Exercise requirements: Filter the lines below, copying only those with the string "人员类别".

..........

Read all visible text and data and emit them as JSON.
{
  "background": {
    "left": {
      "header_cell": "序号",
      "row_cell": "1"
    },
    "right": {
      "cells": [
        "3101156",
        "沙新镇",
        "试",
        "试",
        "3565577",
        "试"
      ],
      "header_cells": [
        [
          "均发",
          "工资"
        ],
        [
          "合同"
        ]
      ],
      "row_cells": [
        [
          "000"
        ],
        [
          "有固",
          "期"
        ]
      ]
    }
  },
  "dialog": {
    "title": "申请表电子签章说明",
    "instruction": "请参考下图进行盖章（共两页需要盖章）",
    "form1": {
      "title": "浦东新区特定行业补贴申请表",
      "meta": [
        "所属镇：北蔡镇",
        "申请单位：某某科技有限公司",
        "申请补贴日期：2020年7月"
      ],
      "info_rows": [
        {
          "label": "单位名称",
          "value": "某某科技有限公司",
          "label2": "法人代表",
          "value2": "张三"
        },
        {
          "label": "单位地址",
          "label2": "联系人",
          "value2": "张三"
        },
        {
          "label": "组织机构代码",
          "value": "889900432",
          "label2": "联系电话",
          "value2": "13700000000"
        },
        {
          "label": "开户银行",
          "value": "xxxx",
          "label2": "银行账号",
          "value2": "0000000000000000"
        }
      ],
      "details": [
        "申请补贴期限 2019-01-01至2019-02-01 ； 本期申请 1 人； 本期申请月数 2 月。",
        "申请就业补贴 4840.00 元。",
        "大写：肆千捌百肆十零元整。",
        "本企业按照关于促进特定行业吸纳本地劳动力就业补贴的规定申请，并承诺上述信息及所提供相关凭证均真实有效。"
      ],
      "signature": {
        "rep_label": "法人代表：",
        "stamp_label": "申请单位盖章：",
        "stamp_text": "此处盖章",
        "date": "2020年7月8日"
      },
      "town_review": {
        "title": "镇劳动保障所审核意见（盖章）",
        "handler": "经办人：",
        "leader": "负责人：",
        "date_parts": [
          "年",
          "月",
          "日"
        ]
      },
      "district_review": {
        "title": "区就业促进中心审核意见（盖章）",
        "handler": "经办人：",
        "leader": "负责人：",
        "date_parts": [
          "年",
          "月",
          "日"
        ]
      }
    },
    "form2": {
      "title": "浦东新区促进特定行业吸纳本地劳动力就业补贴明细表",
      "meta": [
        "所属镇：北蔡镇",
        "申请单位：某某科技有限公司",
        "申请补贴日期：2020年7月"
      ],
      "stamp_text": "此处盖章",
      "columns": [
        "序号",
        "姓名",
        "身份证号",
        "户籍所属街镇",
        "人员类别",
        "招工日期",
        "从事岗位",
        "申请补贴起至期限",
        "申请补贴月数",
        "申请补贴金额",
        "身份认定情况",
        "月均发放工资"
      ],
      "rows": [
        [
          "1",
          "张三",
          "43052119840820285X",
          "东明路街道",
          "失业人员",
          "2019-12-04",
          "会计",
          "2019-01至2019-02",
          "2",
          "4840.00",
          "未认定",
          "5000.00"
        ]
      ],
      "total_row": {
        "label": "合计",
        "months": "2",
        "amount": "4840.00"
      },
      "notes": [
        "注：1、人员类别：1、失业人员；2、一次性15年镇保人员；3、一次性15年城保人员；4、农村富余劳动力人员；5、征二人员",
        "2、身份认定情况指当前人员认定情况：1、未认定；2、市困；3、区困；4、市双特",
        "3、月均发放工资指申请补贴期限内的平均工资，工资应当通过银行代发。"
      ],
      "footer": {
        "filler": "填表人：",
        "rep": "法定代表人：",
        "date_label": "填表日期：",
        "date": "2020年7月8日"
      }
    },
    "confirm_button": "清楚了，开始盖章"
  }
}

..........

Response below:
        "人员类别",
        "注：1、人员类别：1、失业人员；2、一次性15年镇保人员；3、一次性15年城保人员；4、农村富余劳动力人员；5、征二人员",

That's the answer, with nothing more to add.